SHORT TASK ->
Reproduce all of the data below without alteration; exclude every picture.

%%

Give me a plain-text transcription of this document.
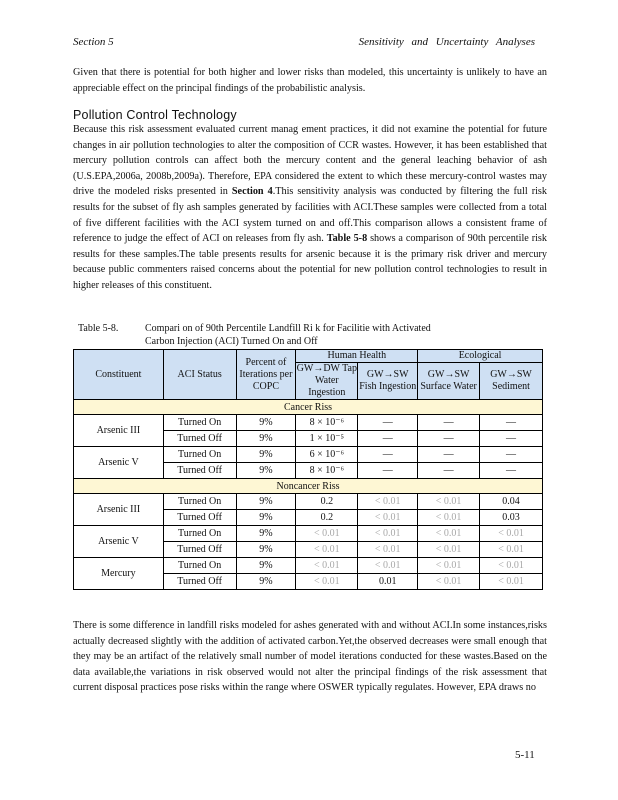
Section 5	Sensitivity and Uncertainty Analyses

Given that there is potential for both higher and lower risks than modeled, this uncertainty is unlikely to have an appreciable effect on the principal findings of the probabilistic analysis.

Pollution Control Technology

Because this risk assessment evaluated current manag ement practices, it did not examine the potential for future changes in air pollution technologies to alter the composition of CCR wastes. However, it has been established that mercury pollution controls can affect both the mercury content and the general leaching behavior of ash (U.S.EPA,2006a, 2008b,2009a). Therefore, EPA considered the extent to which these mercury-control wastes may drive the modeled risks presented in Section 4.This sensitivity analysis was conducted by filtering the full risk results for the subset of fly ash samples generated by facilities with ACI.These samples were collected from a total of five different facilities with the ACI system turned on and off.This comparison allows a consistent frame of reference to judge the effect of ACI on releases from fly ash. Table 5-8 shows a comparison of 90th percentile risk results for these samples.The table presents results for arsenic because it is the primary risk driver and mercury because public commenters raised concerns about the potential for new pollution control technologies to result in higher releases of this constituent.

Table 5-8.	Compari on of 90th Percentile Landfill Ri k for Facilitie with Activated
Carbon Injection (ACI) Turned On and Off
Constituent	ACI Status	Percent of Iterations per COPC	Human Health		Ecological	
			GW→DW Tap Water Ingestion	GW→SW Fish Ingestion	GW→SW Surface Water	GW→SW Sediment
Cancer Riss						
Arsenic III	Turned On	9%	8 × 10⁻⁶	—	—	—
	Turned Off	9%	1 × 10⁻⁵	—	—	—
Arsenic V	Turned On	9%	6 × 10⁻⁶	—	—	—
	Turned Off	9%	8 × 10⁻⁶	—	—	—
Noncancer Riss						
Arsenic III	Turned On	9%	0.2	< 0.01	< 0.01	0.04
	Turned Off	9%	0.2	< 0.01	< 0.01	0.03
Arsenic V	Turned On	9%	< 0.01	< 0.01	< 0.01	< 0.01
	Turned Off	9%	< 0.01	< 0.01	< 0.01	< 0.01
Mercury	Turned On	9%	< 0.01	< 0.01	< 0.01	< 0.01
	Turned Off	9%	< 0.01	0.01	< 0.01	< 0.01

There is some difference in landfill risks modeled for ashes generated with and without ACI.In some instances,risks actually decreased slightly with the addition of activated carbon.Yet,the observed decreases were small enough that they may be an artifact of the relatively small number of model iterations conducted for these wastes.Based on the data available,the variations in risk observed would not alter the principal findings of the risk assessment that current disposal practices pose risks within the range where OSWER typically regulates. However, EPA draws no

5-11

%%

EXERCISE ANSWER ->
Give me a plain-text transcription of this document.
Section 5	Sensitivity and Uncertainty Analyses

Given that there is potential for both higher and lower risks than modeled, this uncertainty is unlikely to have an appreciable effect on the principal findings of the probabilistic analysis.

Pollution Control Technology

Because this risk assessment evaluated current manag ement practices, it did not examine the potential for future changes in air pollution technologies to alter the composition of CCR wastes. However, it has been established that mercury pollution controls can affect both the mercury content and the general leaching behavior of ash (U.S.EPA,2006a, 2008b,2009a). Therefore, EPA considered the extent to which these mercury-control wastes may drive the modeled risks presented in Section 4.This sensitivity analysis was conducted by filtering the full risk results for the subset of fly ash samples generated by facilities with ACI.These samples were collected from a total of five different facilities with the ACI system turned on and off.This comparison allows a consistent frame of reference to judge the effect of ACI on releases from fly ash. Table 5-8 shows a comparison of 90th percentile risk results for these samples.The table presents results for arsenic because it is the primary risk driver and mercury because public commenters raised concerns about the potential for new pollution control technologies to result in higher releases of this constituent.

Table 5-8.	Compari on of 90th Percentile Landfill Ri k for Facilitie with Activated
Carbon Injection (ACI) Turned On and Off
Constituent	ACI Status	Percent of Iterations per COPC	Human Health		Ecological	
			GW→DW Tap Water Ingestion	GW→SW Fish Ingestion	GW→SW Surface Water	GW→SW Sediment
Cancer Riss						
Arsenic III	Turned On	9%	8 × 10⁻⁶	—	—	—
	Turned Off	9%	1 × 10⁻⁵	—	—	—
Arsenic V	Turned On	9%	6 × 10⁻⁶	—	—	—
	Turned Off	9%	8 × 10⁻⁶	—	—	—
Noncancer Riss						
Arsenic III	Turned On	9%	0.2	< 0.01	< 0.01	0.04
	Turned Off	9%	0.2	< 0.01	< 0.01	0.03
Arsenic V	Turned On	9%	< 0.01	< 0.01	< 0.01	< 0.01
	Turned Off	9%	< 0.01	< 0.01	< 0.01	< 0.01
Mercury	Turned On	9%	< 0.01	< 0.01	< 0.01	< 0.01
	Turned Off	9%	< 0.01	0.01	< 0.01	< 0.01

There is some difference in landfill risks modeled for ashes generated with and without ACI.In some instances,risks actually decreased slightly with the addition of activated carbon.Yet,the observed decreases were small enough that they may be an artifact of the relatively small number of model iterations conducted for these wastes.Based on the data available,the variations in risk observed would not alter the principal findings of the risk assessment that current disposal practices pose risks within the range where OSWER typically regulates. However, EPA draws no

5-11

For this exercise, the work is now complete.